[Stored entries]
--- START ---
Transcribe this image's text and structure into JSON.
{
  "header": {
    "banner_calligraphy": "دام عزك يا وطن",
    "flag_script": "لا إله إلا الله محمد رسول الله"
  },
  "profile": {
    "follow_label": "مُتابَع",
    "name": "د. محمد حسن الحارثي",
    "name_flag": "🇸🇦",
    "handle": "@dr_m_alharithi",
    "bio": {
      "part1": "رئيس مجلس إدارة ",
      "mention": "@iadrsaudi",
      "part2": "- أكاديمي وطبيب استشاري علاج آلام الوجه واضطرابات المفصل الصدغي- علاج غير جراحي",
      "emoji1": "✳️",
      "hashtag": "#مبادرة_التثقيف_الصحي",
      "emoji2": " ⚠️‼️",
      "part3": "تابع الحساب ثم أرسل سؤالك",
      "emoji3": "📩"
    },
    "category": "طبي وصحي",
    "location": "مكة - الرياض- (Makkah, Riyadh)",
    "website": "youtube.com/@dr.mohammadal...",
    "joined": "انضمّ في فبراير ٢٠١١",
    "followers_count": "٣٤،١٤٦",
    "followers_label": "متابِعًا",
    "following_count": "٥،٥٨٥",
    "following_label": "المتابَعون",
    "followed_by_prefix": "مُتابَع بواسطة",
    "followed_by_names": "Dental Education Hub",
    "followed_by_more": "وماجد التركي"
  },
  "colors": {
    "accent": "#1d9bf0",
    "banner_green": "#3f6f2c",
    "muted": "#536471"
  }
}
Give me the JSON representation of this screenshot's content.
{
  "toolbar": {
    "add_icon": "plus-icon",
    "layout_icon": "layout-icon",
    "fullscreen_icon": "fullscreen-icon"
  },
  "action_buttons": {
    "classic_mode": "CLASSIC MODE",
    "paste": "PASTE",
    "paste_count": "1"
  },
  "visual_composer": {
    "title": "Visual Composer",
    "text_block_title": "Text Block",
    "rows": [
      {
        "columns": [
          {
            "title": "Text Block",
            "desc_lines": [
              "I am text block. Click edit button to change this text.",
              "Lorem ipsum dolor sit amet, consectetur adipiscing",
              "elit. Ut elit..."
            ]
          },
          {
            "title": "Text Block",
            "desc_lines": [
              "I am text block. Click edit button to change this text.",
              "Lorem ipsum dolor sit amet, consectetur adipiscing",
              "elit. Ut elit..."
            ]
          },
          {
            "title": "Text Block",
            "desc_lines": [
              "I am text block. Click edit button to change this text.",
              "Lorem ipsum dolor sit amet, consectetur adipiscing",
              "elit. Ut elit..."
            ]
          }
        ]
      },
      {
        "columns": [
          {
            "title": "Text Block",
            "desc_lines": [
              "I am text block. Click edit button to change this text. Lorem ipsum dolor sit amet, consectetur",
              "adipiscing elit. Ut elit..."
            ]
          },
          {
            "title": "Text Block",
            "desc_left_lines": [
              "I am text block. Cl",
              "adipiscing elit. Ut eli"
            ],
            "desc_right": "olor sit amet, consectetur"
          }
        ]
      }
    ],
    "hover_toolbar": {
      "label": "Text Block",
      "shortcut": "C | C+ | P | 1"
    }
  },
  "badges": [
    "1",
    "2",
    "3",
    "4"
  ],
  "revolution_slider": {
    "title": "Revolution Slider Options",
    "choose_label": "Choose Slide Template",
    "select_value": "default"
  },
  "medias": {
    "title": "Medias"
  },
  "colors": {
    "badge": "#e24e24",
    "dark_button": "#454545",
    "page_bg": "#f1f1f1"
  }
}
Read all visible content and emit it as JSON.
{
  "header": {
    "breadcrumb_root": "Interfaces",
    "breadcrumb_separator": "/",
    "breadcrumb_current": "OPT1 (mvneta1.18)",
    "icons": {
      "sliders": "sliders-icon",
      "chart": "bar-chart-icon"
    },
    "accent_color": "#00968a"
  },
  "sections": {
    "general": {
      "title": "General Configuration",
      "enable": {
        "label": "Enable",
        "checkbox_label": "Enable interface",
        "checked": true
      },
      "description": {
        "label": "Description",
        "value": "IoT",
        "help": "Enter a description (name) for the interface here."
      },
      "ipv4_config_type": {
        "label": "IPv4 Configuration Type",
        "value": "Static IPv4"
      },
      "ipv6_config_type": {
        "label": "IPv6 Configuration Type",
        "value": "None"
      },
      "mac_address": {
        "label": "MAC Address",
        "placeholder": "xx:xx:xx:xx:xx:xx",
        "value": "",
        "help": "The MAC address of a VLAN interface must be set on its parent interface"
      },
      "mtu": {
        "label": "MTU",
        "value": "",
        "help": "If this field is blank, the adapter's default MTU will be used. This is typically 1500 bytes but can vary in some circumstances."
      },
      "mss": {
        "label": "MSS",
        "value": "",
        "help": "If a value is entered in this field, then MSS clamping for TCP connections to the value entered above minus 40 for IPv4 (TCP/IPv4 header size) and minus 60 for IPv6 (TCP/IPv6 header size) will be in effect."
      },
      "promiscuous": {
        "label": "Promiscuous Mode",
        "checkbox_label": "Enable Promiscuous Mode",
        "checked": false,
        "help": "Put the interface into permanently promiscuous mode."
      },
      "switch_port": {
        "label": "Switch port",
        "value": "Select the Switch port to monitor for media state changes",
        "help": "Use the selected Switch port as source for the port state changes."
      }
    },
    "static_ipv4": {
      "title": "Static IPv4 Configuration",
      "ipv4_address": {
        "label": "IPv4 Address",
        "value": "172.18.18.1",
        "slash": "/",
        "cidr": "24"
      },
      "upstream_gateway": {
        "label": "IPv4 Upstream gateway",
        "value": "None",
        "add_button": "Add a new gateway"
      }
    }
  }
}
--- END ---
**Requirement:** Which lines in the data above contain "Configuration"? Show each one.

**Finished task:**
      "title": "General Configuration",
        "label": "IPv4 Configuration Type",
        "label": "IPv6 Configuration Type",
      "title": "Static IPv4 Configuration",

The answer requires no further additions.